= Written instruction =
Reproduce word for word the stretch of the listing from the line that contains "- product-card[interactable]: Everyday" through the line that contains "- inquiry-icon[interactable]: [106, 487, 119, 495]", including both of those lines.

= Data in this exercise =

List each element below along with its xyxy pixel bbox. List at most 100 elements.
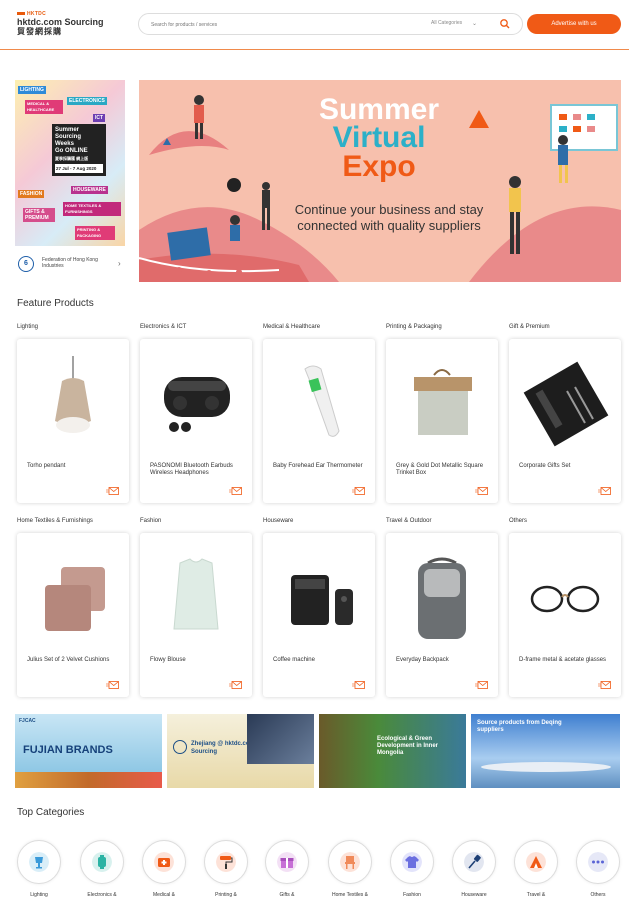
- product-card[interactable]: Everyday Backpack: [386, 533, 498, 697]
- product-card[interactable]: PASONOMI Bluetooth Earbuds Wireless Head…: [140, 339, 252, 503]
- hktdc-logo[interactable]: HKTDC hktdc.com Sourcing 貿發網採購: [17, 11, 107, 39]
- promo-inner-mongolia[interactable]: Ecological & Green Development in Inner …: [319, 714, 466, 788]
- promo-fujian-brands[interactable]: FJCAC FUJIAN BRANDS: [15, 714, 162, 788]
- earbuds-image: [164, 377, 230, 432]
- promo-tag-home-textiles: HOME TEXTILES & FURNISHINGS: [63, 202, 121, 216]
- top-category-lighting[interactable]: Lighting: [17, 840, 63, 898]
- category-circle: [390, 840, 434, 884]
- chevron-down-icon[interactable]: ⌄: [472, 20, 477, 27]
- promo-tag-houseware: HOUSEWARE: [71, 186, 108, 194]
- promo-deqing[interactable]: Source products from Deqing suppliers: [471, 714, 620, 788]
- federation-logo: 6: [18, 256, 34, 272]
- top-category-label: Electronics &: [87, 892, 117, 898]
- promo-zhejiang-photo: [247, 714, 314, 764]
- top-category-label: Houseware: [461, 892, 487, 898]
- product-card[interactable]: Julius Set of 2 Velvet Cushions: [17, 533, 129, 697]
- inquiry-icon[interactable]: [106, 487, 119, 495]
- promo-mongolia-text: Ecological & Green Development in Inner …: [377, 736, 439, 756]
- promo-deqing-stadium: [481, 762, 611, 772]
- smartwatch-icon: [92, 852, 112, 872]
- inquiry-icon[interactable]: [475, 487, 488, 495]
- category-circle: [142, 840, 186, 884]
- category-label: Medical & Healthcare: [263, 324, 321, 330]
- pendant-lamp-image: [55, 356, 91, 433]
- summer-virtual-expo-banner[interactable]: Summer Virtual Expo Continue your busine…: [139, 80, 621, 282]
- tent-icon: [526, 852, 546, 872]
- promo-line-2: Sourcing: [55, 134, 82, 140]
- top-category-medical[interactable]: Medical &: [142, 840, 188, 898]
- banner-title-line-1: Summer: [318, 93, 440, 126]
- top-category-fashion[interactable]: Fashion: [390, 840, 436, 898]
- top-category-others[interactable]: Others: [576, 840, 622, 898]
- top-category-label: Others: [590, 892, 606, 898]
- federation-link[interactable]: 6 Federation of Hong Kong Industries ›: [18, 254, 128, 276]
- banner-title-line-2: Virtual: [332, 121, 426, 154]
- product-card[interactable]: D-frame metal & acetate glasses: [509, 533, 621, 697]
- promo-center-block: Summer Sourcing Weeks Go ONLINE 夏季採購匯 網上…: [52, 124, 106, 176]
- category-circle: [17, 840, 61, 884]
- category-circle: [328, 840, 372, 884]
- category-circle: [265, 840, 309, 884]
- inquiry-icon[interactable]: [352, 487, 365, 495]
- promo-deqing-text: Source products from Deqing suppliers: [477, 720, 562, 733]
- inquiry-icon[interactable]: [229, 487, 242, 495]
- banner-subtitle: Continue your business and stay connecte…: [294, 202, 484, 233]
- product-card[interactable]: Grey & Gold Dot Metallic Square Trinket …: [386, 339, 498, 503]
- search-bar: All Categories ⌄: [138, 13, 523, 35]
- promo-zhejiang[interactable]: Zhejiang @ hktdc.com Sourcing: [167, 714, 314, 788]
- product-card[interactable]: Torho pendant: [17, 339, 129, 503]
- top-category-electronics[interactable]: Electronics &: [80, 840, 126, 898]
- logo-chinese-text: 貿發網採購: [17, 27, 62, 36]
- inquiry-icon[interactable]: [598, 487, 611, 495]
- top-category-houseware[interactable]: Houseware: [452, 840, 498, 898]
- product-name: Grey & Gold Dot Metallic Square Trinket …: [396, 463, 484, 476]
- cushions-image: [45, 567, 105, 631]
- inquiry-icon[interactable]: [229, 681, 242, 689]
- category-label: Travel & Outdoor: [386, 518, 432, 524]
- category-circle: [576, 840, 620, 884]
- promo-line-3: Weeks: [55, 141, 74, 147]
- search-input[interactable]: [151, 18, 411, 31]
- chair-icon: [340, 852, 360, 872]
- advertise-button[interactable]: Advertise with us: [527, 14, 621, 34]
- chevron-right-icon: ›: [118, 259, 121, 268]
- inquiry-icon[interactable]: [106, 681, 119, 689]
- product-name: Corporate Gifts Set: [519, 463, 571, 469]
- inquiry-icon[interactable]: [475, 681, 488, 689]
- promo-tag-medical: MEDICAL & HEALTHCARE: [25, 100, 63, 114]
- inquiry-icon[interactable]: [598, 681, 611, 689]
- search-icon[interactable]: [499, 18, 511, 30]
- product-name: Torho pendant: [27, 463, 66, 469]
- category-label: Others: [509, 518, 528, 524]
- gift-set-image: [523, 361, 609, 447]
- top-category-travel[interactable]: Travel &: [514, 840, 560, 898]
- gift-icon: [277, 852, 297, 872]
- thermometer-image: [304, 365, 340, 437]
- summer-sourcing-promo[interactable]: LIGHTING ELECTRONICS MEDICAL & HEALTHCAR…: [15, 80, 125, 246]
- top-category-printing[interactable]: Printing &: [204, 840, 250, 898]
- product-card[interactable]: Flowy Blouse: [140, 533, 252, 697]
- promo-tag-ict: ICT: [93, 114, 106, 122]
- product-card[interactable]: Baby Forehead Ear Thermometer: [263, 339, 375, 503]
- product-name: PASONOMI Bluetooth Earbuds Wireless Head…: [150, 463, 233, 476]
- product-name: Flowy Blouse: [150, 657, 186, 663]
- category-label: Houseware: [263, 518, 294, 524]
- top-categories-title: Top Categories: [17, 807, 85, 818]
- category-circle: [514, 840, 558, 884]
- category-circle: [80, 840, 124, 884]
- top-category-gifts[interactable]: Gifts &: [265, 840, 311, 898]
- product-card[interactable]: Coffee machine: [263, 533, 375, 697]
- product-card[interactable]: Corporate Gifts Set: [509, 339, 621, 503]
- inquiry-icon[interactable]: [352, 681, 365, 689]
- category-select[interactable]: All Categories: [431, 20, 462, 26]
- promo-cn: 夏季採購匯 網上版: [55, 156, 89, 161]
- first-aid-icon: [154, 852, 174, 872]
- paint-roller-icon: [216, 852, 236, 872]
- zhejiang-emblem: [173, 740, 187, 754]
- coffee-machine-image: [291, 575, 353, 625]
- top-category-label: Gifts &: [279, 892, 295, 898]
- promo-tag-fashion: FASHION: [18, 190, 45, 198]
- top-category-label: Home Textiles &: [331, 892, 369, 898]
- top-category-home-textiles[interactable]: Home Textiles &: [328, 840, 374, 898]
- top-category-label: Lighting: [30, 892, 48, 898]
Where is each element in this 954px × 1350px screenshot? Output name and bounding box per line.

= Result of the exercise =
- product-card[interactable]: Everyday Backpack: [386, 533, 498, 697]
- product-card[interactable]: PASONOMI Bluetooth Earbuds Wireless Head…: [140, 339, 252, 503]
- hktdc-logo[interactable]: HKTDC hktdc.com Sourcing 貿發網採購: [17, 11, 107, 39]
- promo-inner-mongolia[interactable]: Ecological & Green Development in Inner …: [319, 714, 466, 788]
- promo-fujian-brands[interactable]: FJCAC FUJIAN BRANDS: [15, 714, 162, 788]
- earbuds-image: [164, 377, 230, 432]
- promo-tag-home-textiles: HOME TEXTILES & FURNISHINGS: [63, 202, 121, 216]
- top-category-lighting[interactable]: Lighting: [17, 840, 63, 898]
- category-circle: [390, 840, 434, 884]
- chevron-down-icon[interactable]: ⌄: [472, 20, 477, 27]
- promo-tag-houseware: HOUSEWARE: [71, 186, 108, 194]
- promo-deqing[interactable]: Source products from Deqing suppliers: [471, 714, 620, 788]
- federation-logo: 6: [18, 256, 34, 272]
- top-category-label: Electronics &: [87, 892, 117, 898]
- promo-zhejiang-photo: [247, 714, 314, 764]
- top-category-label: Houseware: [461, 892, 487, 898]
- product-card[interactable]: Julius Set of 2 Velvet Cushions: [17, 533, 129, 697]
- inquiry-icon[interactable]: [106, 487, 119, 495]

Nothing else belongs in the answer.